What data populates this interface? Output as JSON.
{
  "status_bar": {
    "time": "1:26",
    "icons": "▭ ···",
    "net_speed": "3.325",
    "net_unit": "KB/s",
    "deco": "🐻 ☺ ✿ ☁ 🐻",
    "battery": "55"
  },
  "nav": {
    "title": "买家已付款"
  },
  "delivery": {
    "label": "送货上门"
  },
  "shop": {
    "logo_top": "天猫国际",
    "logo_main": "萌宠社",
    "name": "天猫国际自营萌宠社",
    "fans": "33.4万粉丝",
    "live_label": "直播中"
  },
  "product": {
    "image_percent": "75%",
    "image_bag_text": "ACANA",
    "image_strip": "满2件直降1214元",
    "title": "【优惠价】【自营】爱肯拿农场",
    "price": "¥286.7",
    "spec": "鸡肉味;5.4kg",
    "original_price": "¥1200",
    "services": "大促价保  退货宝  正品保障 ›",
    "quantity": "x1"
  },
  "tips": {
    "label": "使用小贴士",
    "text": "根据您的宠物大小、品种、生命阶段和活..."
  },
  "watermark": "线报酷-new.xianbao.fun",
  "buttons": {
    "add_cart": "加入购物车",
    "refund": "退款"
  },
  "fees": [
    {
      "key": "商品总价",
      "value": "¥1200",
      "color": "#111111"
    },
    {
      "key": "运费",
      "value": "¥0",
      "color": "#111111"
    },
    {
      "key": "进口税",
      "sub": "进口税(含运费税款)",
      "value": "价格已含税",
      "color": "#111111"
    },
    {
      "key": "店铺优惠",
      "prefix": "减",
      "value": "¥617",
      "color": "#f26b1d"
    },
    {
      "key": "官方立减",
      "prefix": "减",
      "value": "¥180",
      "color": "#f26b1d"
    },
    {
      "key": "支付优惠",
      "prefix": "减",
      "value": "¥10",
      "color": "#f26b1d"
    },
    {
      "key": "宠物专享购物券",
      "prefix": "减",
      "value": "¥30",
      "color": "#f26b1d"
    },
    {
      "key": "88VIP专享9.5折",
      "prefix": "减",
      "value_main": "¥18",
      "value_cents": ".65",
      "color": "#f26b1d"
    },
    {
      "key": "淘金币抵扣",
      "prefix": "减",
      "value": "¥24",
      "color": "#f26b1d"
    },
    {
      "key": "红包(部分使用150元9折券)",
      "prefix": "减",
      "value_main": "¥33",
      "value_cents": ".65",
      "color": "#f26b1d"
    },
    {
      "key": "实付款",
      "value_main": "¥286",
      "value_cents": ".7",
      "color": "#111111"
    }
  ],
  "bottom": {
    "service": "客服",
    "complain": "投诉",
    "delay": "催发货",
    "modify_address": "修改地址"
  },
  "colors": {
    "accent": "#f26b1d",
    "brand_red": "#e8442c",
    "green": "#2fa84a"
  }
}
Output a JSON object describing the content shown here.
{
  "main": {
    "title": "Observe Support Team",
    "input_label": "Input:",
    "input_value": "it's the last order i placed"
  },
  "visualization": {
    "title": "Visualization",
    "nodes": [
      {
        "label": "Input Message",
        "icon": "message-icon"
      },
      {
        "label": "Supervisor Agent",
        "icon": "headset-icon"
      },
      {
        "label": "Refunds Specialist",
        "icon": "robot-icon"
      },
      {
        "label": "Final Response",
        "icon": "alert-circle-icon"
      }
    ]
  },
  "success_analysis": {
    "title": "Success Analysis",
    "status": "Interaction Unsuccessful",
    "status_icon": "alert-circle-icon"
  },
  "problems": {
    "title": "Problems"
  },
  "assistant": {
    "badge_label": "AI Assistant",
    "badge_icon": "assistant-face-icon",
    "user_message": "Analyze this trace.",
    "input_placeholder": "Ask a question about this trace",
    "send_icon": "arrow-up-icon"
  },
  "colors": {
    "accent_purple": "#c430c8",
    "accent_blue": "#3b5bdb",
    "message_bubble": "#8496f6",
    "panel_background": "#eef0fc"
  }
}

- **What is needed**: Every line that holds the string "title" should be returned.

- **Reply**:
    "title": "买家已付款"
    "title": "【优惠价】【自营】爱肯拿农场",
    "title": "Observe Support Team",
    "title": "Visualization",
    "title": "Success Analysis",
    "title": "Problems"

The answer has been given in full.